_What to work on_. Print every item below verbatim, line for line, with no changes.

Bounding box annotations
--- Begin ---

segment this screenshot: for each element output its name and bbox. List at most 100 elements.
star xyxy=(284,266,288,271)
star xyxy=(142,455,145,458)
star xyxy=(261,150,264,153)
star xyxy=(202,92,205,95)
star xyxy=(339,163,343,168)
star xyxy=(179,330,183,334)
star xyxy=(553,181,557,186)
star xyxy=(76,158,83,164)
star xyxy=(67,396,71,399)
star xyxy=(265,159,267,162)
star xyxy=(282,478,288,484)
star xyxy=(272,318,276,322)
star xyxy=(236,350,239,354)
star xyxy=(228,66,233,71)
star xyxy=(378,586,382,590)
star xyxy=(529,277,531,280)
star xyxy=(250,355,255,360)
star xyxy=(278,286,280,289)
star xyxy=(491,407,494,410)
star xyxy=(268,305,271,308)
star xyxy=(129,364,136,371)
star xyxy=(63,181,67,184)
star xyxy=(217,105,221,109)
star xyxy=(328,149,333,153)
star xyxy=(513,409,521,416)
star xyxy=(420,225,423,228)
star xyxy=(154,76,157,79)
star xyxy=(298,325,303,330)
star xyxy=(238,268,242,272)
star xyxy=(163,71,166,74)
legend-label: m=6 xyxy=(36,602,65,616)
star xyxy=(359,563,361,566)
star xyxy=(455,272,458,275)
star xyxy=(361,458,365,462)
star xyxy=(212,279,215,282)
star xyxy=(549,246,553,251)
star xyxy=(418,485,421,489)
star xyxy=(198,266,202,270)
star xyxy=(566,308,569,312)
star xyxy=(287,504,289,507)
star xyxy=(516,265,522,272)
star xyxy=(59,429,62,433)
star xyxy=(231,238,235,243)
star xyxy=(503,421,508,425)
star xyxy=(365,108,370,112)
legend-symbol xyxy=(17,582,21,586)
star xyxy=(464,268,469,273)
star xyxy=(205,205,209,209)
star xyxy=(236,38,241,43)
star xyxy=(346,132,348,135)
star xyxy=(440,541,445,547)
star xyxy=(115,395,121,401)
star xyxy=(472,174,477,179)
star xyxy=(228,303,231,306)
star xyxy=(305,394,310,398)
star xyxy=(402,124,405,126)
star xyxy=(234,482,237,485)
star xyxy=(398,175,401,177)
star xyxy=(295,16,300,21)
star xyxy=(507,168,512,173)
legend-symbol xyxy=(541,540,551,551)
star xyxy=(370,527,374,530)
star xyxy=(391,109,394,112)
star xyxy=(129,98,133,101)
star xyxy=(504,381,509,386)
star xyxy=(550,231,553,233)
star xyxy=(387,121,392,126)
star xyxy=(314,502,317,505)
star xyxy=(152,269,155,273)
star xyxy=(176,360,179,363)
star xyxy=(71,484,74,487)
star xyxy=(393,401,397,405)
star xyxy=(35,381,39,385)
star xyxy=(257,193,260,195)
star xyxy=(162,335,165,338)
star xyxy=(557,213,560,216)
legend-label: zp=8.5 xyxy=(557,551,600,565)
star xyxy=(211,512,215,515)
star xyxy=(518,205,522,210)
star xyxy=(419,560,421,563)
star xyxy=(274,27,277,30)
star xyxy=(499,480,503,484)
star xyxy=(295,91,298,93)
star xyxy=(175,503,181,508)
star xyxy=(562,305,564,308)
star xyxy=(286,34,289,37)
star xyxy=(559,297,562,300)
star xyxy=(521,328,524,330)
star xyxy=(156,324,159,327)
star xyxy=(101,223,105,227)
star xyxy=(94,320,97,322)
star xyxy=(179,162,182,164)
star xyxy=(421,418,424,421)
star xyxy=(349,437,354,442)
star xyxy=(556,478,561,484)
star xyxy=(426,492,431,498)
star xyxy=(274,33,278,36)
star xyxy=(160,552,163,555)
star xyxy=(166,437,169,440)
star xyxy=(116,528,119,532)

--- End ---

_Output of the task_.
segment this screenshot: for each element output its name and bbox. List at most 100 elements.
star xyxy=(284,266,288,271)
star xyxy=(142,455,145,458)
star xyxy=(261,150,264,153)
star xyxy=(202,92,205,95)
star xyxy=(339,163,343,168)
star xyxy=(179,330,183,334)
star xyxy=(553,181,557,186)
star xyxy=(76,158,83,164)
star xyxy=(67,396,71,399)
star xyxy=(265,159,267,162)
star xyxy=(282,478,288,484)
star xyxy=(272,318,276,322)
star xyxy=(236,350,239,354)
star xyxy=(228,66,233,71)
star xyxy=(378,586,382,590)
star xyxy=(529,277,531,280)
star xyxy=(250,355,255,360)
star xyxy=(278,286,280,289)
star xyxy=(491,407,494,410)
star xyxy=(268,305,271,308)
star xyxy=(129,364,136,371)
star xyxy=(63,181,67,184)
star xyxy=(217,105,221,109)
star xyxy=(328,149,333,153)
star xyxy=(513,409,521,416)
star xyxy=(420,225,423,228)
star xyxy=(154,76,157,79)
star xyxy=(298,325,303,330)
star xyxy=(238,268,242,272)
star xyxy=(163,71,166,74)
legend-label: m=6 xyxy=(36,602,65,616)
star xyxy=(359,563,361,566)
star xyxy=(455,272,458,275)
star xyxy=(361,458,365,462)
star xyxy=(212,279,215,282)
star xyxy=(549,246,553,251)
star xyxy=(418,485,421,489)
star xyxy=(198,266,202,270)
star xyxy=(566,308,569,312)
star xyxy=(287,504,289,507)
star xyxy=(516,265,522,272)
star xyxy=(59,429,62,433)
star xyxy=(231,238,235,243)
star xyxy=(503,421,508,425)
star xyxy=(365,108,370,112)
legend-symbol xyxy=(17,582,21,586)
star xyxy=(464,268,469,273)
star xyxy=(205,205,209,209)
star xyxy=(236,38,241,43)
star xyxy=(346,132,348,135)
star xyxy=(440,541,445,547)
star xyxy=(115,395,121,401)
star xyxy=(472,174,477,179)
star xyxy=(228,303,231,306)
star xyxy=(305,394,310,398)
star xyxy=(402,124,405,126)
star xyxy=(234,482,237,485)
star xyxy=(398,175,401,177)
star xyxy=(295,16,300,21)
star xyxy=(507,168,512,173)
legend-symbol xyxy=(541,540,551,551)
star xyxy=(370,527,374,530)
star xyxy=(391,109,394,112)
star xyxy=(129,98,133,101)
star xyxy=(504,381,509,386)
star xyxy=(550,231,553,233)
star xyxy=(387,121,392,126)
star xyxy=(314,502,317,505)
star xyxy=(152,269,155,273)
star xyxy=(176,360,179,363)
star xyxy=(71,484,74,487)
star xyxy=(393,401,397,405)
star xyxy=(35,381,39,385)
star xyxy=(257,193,260,195)
star xyxy=(162,335,165,338)
star xyxy=(557,213,560,216)
legend-label: zp=8.5 xyxy=(557,551,600,565)
star xyxy=(211,512,215,515)
star xyxy=(518,205,522,210)
star xyxy=(419,560,421,563)
star xyxy=(274,27,277,30)
star xyxy=(499,480,503,484)
star xyxy=(295,91,298,93)
star xyxy=(175,503,181,508)
star xyxy=(562,305,564,308)
star xyxy=(286,34,289,37)
star xyxy=(559,297,562,300)
star xyxy=(521,328,524,330)
star xyxy=(156,324,159,327)
star xyxy=(101,223,105,227)
star xyxy=(94,320,97,322)
star xyxy=(179,162,182,164)
star xyxy=(421,418,424,421)
star xyxy=(349,437,354,442)
star xyxy=(556,478,561,484)
star xyxy=(426,492,431,498)
star xyxy=(274,33,278,36)
star xyxy=(160,552,163,555)
star xyxy=(166,437,169,440)
star xyxy=(116,528,119,532)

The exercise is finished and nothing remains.